=== EXERCISE INSTRUCTIONS ===
Wherever a line in the data below holds "email", copy that line.

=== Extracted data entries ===
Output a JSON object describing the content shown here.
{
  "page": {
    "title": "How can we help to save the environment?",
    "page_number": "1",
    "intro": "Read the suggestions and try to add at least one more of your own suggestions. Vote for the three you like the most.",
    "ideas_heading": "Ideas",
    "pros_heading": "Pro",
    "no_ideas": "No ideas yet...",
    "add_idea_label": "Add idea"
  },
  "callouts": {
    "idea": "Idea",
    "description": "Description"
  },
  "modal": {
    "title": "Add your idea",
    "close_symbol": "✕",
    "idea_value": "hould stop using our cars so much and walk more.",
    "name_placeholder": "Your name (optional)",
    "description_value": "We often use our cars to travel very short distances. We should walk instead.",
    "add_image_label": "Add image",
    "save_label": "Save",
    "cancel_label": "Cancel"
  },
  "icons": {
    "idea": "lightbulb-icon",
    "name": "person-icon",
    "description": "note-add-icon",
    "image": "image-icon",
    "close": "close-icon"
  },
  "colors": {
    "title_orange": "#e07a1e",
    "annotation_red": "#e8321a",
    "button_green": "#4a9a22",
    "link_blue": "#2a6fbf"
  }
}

--

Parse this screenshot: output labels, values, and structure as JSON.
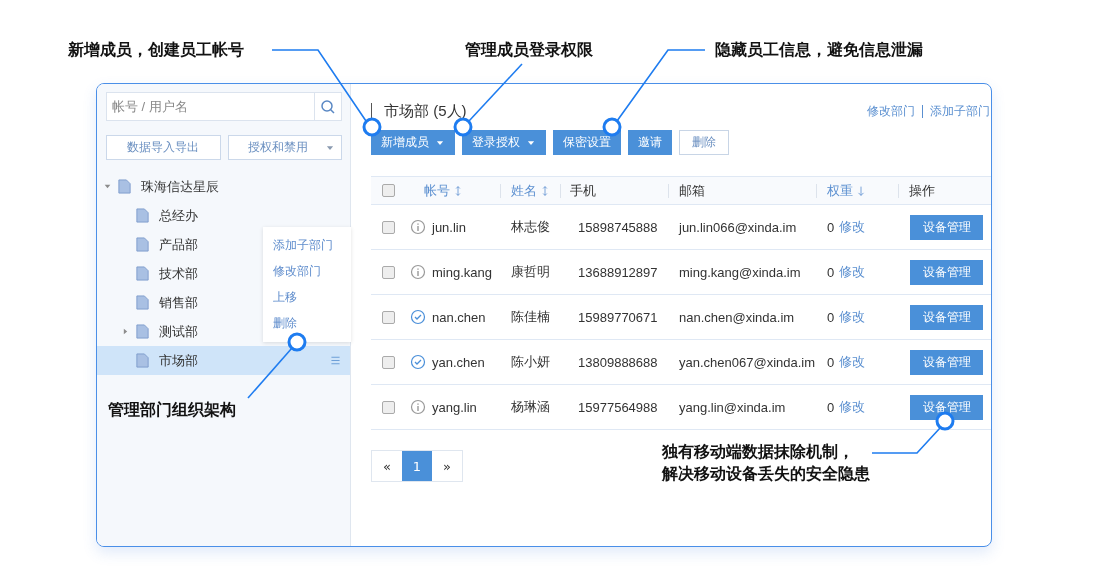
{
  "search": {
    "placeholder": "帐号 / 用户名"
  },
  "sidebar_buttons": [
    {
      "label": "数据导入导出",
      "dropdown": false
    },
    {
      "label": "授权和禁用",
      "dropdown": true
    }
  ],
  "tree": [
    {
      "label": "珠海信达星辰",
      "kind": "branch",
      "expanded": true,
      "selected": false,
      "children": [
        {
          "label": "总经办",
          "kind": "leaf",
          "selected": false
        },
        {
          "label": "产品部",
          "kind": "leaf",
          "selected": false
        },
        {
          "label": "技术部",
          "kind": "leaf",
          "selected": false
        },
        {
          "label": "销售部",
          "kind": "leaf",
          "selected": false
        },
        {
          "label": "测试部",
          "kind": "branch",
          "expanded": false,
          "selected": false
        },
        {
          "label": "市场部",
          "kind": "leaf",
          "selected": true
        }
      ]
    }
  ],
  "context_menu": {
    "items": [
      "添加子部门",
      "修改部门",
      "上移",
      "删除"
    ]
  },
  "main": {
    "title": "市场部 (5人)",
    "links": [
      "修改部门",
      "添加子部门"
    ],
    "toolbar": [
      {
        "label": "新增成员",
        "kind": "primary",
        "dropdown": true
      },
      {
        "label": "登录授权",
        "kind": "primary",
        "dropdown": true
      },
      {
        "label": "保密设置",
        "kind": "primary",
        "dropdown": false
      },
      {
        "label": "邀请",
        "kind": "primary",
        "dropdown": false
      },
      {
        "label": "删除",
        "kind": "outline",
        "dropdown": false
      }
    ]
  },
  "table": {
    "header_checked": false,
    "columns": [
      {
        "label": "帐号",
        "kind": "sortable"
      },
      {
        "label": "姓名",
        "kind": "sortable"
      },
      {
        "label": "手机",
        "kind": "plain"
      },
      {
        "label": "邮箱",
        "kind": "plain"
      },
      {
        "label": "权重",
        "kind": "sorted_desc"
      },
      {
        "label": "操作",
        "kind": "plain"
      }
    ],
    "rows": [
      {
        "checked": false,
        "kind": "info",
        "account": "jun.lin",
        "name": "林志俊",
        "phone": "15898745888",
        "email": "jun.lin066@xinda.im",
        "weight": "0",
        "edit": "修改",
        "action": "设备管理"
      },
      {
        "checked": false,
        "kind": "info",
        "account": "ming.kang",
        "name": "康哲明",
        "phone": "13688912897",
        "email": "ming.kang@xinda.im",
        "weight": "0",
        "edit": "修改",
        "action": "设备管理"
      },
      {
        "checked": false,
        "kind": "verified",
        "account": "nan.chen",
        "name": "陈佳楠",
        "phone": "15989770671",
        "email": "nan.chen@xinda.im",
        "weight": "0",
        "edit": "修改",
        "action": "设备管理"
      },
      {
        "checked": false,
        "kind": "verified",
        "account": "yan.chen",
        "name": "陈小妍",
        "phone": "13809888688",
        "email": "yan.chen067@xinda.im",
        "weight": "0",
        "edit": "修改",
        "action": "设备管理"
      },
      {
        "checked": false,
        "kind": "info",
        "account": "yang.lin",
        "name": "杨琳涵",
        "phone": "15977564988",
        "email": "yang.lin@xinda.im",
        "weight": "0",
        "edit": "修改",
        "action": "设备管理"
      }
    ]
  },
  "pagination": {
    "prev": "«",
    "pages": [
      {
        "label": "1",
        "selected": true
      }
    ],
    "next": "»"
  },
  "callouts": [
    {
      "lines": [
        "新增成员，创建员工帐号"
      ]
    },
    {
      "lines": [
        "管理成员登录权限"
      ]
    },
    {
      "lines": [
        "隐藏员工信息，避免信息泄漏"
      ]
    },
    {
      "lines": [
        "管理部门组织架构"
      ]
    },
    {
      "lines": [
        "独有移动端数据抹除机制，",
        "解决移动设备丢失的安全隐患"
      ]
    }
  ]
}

=== RESULT ===
        "email": "jun.lin066@xinda.im",
        "email": "ming.kang@xinda.im",
        "email": "nan.chen@xinda.im",
        "email": "yan.chen067@xinda.im",
        "email": "yang.lin@xinda.im",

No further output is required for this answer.